• CHALLENGE:
Pick out each line of the records in which the word "balance" appears.

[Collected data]
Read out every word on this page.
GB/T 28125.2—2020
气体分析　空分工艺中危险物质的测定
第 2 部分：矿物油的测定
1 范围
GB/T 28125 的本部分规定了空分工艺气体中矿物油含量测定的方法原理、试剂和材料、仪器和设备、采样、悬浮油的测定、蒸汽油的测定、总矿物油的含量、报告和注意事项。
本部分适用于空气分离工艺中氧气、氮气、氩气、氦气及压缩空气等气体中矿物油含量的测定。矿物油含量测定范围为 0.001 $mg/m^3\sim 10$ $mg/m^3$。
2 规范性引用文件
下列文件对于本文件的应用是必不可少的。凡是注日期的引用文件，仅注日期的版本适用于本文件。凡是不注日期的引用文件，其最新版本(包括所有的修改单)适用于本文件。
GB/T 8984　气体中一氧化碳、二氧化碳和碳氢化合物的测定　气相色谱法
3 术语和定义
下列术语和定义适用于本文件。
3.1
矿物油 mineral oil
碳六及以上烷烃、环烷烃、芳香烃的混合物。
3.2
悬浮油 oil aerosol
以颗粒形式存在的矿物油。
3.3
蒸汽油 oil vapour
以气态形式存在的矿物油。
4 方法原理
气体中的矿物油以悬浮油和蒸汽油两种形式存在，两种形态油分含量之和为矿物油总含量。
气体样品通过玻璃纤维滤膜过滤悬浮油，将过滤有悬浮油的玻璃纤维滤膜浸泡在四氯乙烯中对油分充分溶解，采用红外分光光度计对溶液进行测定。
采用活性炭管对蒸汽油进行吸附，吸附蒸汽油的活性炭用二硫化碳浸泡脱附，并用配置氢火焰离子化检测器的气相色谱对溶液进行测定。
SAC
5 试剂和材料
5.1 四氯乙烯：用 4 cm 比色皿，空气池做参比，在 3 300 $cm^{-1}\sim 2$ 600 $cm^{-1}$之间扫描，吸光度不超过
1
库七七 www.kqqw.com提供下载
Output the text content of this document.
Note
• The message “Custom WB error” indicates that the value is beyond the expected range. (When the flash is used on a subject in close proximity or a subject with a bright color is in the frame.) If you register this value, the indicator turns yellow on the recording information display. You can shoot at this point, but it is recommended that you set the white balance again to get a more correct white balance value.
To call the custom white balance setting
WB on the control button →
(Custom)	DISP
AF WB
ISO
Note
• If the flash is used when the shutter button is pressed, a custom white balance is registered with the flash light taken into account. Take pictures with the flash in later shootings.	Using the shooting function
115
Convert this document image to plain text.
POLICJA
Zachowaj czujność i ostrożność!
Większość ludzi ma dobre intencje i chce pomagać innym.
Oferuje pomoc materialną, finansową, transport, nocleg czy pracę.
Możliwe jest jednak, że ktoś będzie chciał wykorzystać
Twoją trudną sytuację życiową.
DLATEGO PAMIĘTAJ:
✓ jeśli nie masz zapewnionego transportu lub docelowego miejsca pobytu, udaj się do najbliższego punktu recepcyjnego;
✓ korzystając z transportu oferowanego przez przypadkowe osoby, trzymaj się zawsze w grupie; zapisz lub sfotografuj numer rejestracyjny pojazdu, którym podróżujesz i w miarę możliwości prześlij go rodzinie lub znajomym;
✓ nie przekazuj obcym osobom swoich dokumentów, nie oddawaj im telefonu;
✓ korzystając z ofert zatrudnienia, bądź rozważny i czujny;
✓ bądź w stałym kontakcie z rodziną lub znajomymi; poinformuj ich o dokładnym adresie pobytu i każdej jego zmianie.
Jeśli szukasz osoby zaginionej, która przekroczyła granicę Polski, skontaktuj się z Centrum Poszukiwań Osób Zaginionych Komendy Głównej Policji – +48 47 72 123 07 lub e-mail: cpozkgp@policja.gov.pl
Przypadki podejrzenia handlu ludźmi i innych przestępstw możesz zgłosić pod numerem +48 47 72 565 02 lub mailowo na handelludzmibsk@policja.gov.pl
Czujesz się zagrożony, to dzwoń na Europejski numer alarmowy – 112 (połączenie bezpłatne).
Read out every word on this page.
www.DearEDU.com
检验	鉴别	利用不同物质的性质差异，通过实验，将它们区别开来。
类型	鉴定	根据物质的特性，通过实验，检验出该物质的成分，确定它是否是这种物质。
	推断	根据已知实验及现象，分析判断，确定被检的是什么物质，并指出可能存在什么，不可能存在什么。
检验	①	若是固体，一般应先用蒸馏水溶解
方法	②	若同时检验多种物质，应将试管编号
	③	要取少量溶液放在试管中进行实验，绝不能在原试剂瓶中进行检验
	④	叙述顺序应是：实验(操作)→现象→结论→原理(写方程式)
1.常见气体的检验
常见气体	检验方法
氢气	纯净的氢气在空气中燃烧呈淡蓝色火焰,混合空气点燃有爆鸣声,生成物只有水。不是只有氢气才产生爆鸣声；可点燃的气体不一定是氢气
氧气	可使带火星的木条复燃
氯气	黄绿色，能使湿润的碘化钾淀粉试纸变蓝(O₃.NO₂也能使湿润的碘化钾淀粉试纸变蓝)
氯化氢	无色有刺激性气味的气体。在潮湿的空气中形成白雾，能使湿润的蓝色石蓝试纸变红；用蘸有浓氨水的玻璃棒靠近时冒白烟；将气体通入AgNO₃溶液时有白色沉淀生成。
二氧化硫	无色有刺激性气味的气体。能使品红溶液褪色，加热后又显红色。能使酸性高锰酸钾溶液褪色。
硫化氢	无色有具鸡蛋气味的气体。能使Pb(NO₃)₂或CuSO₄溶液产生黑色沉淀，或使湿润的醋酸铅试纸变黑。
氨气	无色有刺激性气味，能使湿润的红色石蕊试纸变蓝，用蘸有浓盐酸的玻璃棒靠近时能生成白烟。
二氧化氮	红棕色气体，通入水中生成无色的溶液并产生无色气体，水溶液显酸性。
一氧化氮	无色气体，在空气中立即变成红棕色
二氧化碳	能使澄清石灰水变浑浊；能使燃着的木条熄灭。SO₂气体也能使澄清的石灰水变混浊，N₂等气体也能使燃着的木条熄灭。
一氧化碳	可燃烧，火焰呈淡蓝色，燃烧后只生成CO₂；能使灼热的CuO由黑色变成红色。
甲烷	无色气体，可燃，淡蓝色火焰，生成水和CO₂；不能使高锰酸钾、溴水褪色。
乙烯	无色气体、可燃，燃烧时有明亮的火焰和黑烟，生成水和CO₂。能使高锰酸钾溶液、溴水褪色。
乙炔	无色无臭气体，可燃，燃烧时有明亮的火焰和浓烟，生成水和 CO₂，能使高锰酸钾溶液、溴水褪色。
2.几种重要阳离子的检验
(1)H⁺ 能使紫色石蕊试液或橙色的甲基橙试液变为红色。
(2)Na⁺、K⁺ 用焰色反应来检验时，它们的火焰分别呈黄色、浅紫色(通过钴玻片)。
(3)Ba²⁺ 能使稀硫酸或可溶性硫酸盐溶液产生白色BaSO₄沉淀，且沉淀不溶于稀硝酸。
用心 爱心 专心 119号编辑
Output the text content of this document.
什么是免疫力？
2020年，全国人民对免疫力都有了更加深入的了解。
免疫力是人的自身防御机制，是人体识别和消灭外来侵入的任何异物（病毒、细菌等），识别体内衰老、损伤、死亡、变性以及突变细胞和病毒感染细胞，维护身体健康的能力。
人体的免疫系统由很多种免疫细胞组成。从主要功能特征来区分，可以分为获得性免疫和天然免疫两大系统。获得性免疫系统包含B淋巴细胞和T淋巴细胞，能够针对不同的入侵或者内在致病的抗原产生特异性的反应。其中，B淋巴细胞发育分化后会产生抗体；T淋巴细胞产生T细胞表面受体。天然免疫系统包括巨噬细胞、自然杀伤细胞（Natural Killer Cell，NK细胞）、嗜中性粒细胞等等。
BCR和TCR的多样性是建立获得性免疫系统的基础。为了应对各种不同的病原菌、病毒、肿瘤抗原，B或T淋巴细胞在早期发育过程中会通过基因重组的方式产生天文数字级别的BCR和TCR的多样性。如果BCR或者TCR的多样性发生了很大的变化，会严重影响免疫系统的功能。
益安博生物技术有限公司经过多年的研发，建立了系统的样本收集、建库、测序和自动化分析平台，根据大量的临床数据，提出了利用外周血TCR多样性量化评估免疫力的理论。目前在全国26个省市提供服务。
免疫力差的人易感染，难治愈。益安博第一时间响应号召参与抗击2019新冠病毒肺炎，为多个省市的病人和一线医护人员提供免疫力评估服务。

• EXERCISE RESPONSE:
• The message “Custom WB error” indicates that the value is beyond the expected range. (When the flash is used on a subject in close proximity or a subject with a bright color is in the frame.) If you register this value, the indicator turns yellow on the recording information display. You can shoot at this point, but it is recommended that you set the white balance again to get a more correct white balance value.
To call the custom white balance setting
• If the flash is used when the shutter button is pressed, a custom white balance is registered with the flash light taken into account. Take pictures with the flash in later shootings.	Using the shooting function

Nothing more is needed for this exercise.